■ EXERCISE PROMPT
State how many lines of the data contain the word "感谢您的留言", and write nothing besides the number.

■ Records from a collection
———

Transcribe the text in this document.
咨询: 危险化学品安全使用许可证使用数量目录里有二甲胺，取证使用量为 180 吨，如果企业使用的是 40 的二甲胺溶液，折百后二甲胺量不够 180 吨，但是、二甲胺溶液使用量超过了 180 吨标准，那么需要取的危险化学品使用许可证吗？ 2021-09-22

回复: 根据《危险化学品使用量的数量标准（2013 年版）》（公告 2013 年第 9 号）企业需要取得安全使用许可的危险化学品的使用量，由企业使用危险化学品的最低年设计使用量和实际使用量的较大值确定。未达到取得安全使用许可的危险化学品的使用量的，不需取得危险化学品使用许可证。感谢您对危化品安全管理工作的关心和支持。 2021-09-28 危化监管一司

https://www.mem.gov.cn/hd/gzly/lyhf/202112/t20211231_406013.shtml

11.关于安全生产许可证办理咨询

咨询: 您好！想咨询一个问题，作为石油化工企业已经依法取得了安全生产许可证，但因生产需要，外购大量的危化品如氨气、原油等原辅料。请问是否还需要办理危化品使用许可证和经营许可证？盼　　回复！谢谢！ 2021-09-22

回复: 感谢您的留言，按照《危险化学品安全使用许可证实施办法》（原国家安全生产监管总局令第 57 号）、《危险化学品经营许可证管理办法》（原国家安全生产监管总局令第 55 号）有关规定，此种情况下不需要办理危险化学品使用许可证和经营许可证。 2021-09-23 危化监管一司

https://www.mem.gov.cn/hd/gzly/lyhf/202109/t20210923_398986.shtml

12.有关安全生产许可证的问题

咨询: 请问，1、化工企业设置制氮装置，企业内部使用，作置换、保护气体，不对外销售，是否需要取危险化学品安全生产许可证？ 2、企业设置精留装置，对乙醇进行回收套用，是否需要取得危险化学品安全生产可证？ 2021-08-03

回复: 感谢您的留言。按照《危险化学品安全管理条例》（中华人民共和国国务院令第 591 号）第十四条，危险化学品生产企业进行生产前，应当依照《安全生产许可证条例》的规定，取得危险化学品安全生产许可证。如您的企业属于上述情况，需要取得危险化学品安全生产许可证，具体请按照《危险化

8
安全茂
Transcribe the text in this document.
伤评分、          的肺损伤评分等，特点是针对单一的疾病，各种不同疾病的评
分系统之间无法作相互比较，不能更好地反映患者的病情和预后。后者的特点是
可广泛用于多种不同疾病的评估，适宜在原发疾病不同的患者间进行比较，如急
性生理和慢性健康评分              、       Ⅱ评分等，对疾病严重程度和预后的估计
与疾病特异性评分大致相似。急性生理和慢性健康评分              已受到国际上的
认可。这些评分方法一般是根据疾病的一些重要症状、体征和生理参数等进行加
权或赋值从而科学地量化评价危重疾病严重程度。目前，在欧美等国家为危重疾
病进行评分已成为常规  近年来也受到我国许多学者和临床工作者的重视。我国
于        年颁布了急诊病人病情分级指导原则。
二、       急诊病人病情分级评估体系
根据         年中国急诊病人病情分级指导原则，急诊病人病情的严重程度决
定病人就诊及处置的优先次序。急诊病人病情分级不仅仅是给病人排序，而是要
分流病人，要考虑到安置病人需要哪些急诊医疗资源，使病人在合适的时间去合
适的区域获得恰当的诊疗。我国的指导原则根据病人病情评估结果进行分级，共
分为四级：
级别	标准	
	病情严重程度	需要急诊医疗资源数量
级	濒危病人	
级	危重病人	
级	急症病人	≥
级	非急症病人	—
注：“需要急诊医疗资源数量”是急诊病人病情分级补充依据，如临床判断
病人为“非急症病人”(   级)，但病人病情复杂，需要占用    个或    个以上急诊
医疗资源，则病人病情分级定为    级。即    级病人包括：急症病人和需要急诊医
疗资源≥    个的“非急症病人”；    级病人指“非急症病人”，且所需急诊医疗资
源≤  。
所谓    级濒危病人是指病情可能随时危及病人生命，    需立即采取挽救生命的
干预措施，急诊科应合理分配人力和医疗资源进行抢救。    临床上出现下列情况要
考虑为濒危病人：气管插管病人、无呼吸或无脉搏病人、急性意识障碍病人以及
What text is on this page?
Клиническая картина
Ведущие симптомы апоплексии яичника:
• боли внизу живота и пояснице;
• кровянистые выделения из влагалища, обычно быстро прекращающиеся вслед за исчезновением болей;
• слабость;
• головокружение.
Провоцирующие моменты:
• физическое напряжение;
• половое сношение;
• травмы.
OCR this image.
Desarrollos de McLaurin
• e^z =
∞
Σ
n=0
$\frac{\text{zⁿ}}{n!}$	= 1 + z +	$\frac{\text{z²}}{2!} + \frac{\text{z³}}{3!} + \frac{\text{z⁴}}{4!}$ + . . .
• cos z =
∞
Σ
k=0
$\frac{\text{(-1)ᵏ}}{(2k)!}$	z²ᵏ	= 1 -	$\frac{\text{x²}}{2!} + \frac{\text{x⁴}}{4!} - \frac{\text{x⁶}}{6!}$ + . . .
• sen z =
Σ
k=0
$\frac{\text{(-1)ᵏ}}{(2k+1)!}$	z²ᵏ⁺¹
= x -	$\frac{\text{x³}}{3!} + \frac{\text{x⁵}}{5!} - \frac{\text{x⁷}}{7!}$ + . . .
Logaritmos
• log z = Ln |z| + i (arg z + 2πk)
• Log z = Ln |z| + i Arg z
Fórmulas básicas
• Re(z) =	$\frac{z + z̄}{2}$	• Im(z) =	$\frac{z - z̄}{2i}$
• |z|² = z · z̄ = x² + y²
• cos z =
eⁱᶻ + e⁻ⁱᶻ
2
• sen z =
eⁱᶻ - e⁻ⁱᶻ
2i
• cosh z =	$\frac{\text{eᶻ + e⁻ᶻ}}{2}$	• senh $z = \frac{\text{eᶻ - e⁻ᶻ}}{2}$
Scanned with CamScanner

———

■ SOLUTION
2